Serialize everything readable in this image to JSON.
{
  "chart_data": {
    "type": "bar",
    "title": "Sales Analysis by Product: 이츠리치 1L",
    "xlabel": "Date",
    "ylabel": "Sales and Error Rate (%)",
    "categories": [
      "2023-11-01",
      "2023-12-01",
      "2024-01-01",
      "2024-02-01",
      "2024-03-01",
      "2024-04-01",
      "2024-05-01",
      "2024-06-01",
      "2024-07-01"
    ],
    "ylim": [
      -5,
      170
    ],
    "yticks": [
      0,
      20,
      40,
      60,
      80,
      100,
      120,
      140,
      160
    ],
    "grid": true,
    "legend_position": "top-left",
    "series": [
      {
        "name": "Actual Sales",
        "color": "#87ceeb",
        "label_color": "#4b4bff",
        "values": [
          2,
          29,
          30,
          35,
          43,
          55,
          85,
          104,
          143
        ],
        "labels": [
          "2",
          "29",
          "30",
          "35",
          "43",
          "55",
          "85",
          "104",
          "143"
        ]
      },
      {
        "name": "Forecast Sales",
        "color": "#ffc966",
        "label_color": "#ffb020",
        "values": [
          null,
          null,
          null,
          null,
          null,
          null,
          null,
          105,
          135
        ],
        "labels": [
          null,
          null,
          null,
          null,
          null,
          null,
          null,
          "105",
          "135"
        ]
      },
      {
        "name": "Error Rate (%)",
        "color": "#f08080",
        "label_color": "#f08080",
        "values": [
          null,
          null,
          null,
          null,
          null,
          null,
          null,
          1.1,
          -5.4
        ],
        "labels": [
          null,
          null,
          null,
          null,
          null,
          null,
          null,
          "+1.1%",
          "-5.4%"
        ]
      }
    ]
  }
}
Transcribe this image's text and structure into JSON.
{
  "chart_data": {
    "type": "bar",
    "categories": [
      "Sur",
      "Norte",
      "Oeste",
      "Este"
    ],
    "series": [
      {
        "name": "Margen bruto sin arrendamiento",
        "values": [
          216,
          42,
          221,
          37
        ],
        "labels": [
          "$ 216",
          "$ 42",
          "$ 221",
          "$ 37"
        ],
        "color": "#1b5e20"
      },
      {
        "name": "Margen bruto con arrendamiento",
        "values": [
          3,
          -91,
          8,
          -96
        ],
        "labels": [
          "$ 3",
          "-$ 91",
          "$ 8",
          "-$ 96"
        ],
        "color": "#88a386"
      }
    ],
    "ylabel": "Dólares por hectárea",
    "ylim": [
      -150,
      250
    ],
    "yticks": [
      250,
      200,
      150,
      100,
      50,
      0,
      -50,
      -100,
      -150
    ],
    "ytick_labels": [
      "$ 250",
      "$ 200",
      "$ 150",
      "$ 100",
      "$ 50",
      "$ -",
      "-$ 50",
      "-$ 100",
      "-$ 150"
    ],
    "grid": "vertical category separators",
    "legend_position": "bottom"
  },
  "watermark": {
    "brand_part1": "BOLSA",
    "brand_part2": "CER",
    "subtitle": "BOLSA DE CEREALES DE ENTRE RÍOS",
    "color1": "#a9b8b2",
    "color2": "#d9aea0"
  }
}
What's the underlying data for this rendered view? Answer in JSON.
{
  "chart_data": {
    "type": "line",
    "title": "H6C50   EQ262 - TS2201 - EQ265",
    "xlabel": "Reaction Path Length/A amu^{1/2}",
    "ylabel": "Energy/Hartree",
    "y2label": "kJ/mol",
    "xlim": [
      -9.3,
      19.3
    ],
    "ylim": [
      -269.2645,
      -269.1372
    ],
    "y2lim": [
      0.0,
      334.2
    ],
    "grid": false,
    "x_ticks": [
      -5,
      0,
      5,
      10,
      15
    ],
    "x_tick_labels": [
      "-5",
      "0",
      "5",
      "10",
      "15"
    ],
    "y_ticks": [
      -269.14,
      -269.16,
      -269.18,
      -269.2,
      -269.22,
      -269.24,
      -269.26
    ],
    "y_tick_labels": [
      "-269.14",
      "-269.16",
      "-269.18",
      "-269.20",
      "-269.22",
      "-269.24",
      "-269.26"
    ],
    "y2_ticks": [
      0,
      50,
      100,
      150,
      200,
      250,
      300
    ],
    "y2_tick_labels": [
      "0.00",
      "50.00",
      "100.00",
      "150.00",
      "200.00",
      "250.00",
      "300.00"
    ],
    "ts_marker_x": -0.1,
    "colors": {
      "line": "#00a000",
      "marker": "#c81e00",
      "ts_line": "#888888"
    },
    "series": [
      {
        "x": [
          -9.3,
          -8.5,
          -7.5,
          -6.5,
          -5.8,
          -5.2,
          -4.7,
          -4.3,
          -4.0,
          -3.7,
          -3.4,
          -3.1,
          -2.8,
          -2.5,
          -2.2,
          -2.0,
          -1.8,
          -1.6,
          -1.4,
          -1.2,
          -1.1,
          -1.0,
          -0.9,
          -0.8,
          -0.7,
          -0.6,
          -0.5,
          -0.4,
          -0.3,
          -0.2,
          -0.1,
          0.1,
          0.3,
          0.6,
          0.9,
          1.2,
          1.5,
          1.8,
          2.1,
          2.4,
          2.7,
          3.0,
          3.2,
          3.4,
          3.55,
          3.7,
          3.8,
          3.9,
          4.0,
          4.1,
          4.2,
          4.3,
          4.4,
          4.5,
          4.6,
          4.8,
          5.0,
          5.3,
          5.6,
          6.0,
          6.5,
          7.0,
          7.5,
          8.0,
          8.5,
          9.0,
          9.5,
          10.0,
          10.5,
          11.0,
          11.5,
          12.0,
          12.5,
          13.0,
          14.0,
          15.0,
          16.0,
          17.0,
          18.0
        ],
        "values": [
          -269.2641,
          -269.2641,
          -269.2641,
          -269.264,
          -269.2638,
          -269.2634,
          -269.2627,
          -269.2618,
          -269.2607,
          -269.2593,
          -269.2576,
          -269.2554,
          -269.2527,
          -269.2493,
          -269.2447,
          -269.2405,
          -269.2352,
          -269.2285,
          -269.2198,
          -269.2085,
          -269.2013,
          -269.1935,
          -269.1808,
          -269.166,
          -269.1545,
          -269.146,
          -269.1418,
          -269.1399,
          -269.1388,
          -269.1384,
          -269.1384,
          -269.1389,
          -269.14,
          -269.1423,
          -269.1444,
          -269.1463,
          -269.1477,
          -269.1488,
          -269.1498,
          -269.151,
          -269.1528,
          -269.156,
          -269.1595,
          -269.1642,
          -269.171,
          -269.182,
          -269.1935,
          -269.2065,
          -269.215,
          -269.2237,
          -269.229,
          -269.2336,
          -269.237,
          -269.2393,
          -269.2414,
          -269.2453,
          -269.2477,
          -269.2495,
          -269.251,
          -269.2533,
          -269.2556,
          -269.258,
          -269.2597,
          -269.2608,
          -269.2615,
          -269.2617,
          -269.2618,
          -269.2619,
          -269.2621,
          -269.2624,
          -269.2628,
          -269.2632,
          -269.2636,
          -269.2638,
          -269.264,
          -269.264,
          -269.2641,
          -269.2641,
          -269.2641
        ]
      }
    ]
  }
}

-=-=-

*TASK TO CARRY OUT*
Pull every line containing the word "image" out of the material.

*EXERCISE SOLUTION*
Serialize everything readable in this image to JSON.
Transcribe this image's text and structure into JSON.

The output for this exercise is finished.